Copy every line from the records below that holds the word "unter".
----------------------------------------
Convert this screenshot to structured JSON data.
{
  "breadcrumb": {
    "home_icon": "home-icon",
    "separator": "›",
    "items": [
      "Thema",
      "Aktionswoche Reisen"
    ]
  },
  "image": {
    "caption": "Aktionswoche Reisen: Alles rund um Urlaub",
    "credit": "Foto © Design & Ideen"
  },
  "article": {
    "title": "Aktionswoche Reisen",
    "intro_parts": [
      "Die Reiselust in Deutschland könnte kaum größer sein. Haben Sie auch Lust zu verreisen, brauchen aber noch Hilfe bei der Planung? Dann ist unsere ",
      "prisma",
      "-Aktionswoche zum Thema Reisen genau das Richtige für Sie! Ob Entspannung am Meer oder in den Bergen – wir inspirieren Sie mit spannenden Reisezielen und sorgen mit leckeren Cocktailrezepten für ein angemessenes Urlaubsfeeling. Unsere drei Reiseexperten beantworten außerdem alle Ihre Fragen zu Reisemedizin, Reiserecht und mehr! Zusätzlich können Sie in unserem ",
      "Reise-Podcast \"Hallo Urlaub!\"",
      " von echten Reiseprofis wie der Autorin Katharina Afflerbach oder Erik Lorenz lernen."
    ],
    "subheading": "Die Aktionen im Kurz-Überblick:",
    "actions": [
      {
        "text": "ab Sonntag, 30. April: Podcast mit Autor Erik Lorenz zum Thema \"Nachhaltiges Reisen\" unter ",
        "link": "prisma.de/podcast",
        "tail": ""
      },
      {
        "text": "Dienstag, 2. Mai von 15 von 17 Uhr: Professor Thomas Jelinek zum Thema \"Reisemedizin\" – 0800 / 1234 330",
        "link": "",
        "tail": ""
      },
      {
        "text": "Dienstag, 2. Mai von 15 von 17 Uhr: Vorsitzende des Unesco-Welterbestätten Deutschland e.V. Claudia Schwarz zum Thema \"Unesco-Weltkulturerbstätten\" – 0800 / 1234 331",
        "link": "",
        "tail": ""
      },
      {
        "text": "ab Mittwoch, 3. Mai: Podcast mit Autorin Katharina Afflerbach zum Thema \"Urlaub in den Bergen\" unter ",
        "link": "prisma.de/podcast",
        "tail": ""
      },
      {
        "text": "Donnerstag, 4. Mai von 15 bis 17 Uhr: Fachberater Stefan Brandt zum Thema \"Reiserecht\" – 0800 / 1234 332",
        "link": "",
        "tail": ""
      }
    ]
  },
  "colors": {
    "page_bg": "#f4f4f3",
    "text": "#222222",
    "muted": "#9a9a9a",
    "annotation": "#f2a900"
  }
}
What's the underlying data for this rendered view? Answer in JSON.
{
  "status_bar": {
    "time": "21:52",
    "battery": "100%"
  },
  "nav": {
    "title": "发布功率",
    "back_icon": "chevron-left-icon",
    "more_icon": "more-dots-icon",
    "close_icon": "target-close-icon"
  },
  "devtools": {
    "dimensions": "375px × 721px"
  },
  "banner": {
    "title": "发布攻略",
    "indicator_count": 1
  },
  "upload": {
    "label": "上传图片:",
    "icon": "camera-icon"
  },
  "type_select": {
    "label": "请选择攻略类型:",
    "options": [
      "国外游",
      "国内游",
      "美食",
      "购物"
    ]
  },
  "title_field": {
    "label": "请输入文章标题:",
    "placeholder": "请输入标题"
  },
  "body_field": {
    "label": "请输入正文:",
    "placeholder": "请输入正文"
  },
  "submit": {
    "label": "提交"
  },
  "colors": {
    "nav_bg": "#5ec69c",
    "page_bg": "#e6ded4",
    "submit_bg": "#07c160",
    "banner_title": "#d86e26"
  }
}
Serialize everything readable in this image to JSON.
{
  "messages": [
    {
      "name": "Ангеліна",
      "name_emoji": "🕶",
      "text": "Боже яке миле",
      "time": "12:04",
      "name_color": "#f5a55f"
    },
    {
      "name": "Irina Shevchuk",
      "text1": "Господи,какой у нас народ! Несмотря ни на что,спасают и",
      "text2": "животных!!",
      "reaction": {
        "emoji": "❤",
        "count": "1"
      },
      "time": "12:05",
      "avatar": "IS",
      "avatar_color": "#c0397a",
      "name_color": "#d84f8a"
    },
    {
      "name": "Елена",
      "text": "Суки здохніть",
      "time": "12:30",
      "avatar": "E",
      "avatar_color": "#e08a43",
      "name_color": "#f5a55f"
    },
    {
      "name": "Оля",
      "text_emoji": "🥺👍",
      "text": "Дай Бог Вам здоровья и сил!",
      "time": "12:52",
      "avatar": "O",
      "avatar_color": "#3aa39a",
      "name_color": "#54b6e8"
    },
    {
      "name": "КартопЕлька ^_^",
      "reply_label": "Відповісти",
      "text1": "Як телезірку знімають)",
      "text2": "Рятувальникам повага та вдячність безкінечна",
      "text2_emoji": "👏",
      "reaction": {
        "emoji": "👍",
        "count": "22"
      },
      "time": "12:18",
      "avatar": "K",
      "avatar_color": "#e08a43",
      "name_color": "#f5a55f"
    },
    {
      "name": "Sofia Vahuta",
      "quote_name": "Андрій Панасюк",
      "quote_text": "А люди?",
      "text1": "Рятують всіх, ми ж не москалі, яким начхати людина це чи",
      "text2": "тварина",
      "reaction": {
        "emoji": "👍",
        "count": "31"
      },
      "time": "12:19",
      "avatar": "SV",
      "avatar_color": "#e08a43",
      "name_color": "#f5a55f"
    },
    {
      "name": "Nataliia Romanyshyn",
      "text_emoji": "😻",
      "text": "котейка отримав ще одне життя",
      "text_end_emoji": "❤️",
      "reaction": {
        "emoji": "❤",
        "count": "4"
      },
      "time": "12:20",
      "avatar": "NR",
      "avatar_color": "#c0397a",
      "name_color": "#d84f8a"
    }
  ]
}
----------------------------------------
◆ Expected output:
        "text": "ab Sonntag, 30. April: Podcast mit Autor Erik Lorenz zum Thema \"Nachhaltiges Reisen\" unter ",
        "text": "ab Mittwoch, 3. Mai: Podcast mit Autorin Katharina Afflerbach zum Thema \"Urlaub in den Bergen\" unter ",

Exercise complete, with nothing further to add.